--- DESCRIPTION OF THE TASK ---
Show all lines from the data that include the word "color".

--- DATASET EXCERPTS ---
* Begin *

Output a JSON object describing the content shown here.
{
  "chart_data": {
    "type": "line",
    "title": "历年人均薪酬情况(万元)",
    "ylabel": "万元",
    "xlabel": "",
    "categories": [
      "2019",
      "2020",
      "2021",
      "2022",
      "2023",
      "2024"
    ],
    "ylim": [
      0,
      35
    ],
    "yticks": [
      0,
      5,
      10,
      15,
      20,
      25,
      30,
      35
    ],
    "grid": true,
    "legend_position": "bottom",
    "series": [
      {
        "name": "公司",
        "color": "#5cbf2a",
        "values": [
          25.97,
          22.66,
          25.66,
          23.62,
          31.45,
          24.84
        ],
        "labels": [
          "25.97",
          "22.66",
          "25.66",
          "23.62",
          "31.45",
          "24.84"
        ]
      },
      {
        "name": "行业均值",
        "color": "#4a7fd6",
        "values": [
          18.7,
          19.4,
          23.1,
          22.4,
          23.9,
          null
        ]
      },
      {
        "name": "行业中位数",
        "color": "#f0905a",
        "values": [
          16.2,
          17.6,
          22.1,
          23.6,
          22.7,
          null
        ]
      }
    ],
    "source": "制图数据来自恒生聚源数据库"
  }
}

* End *

--- RIGHT ANSWER ---
        "color": "#5cbf2a",
        "color": "#4a7fd6",
        "color": "#f0905a",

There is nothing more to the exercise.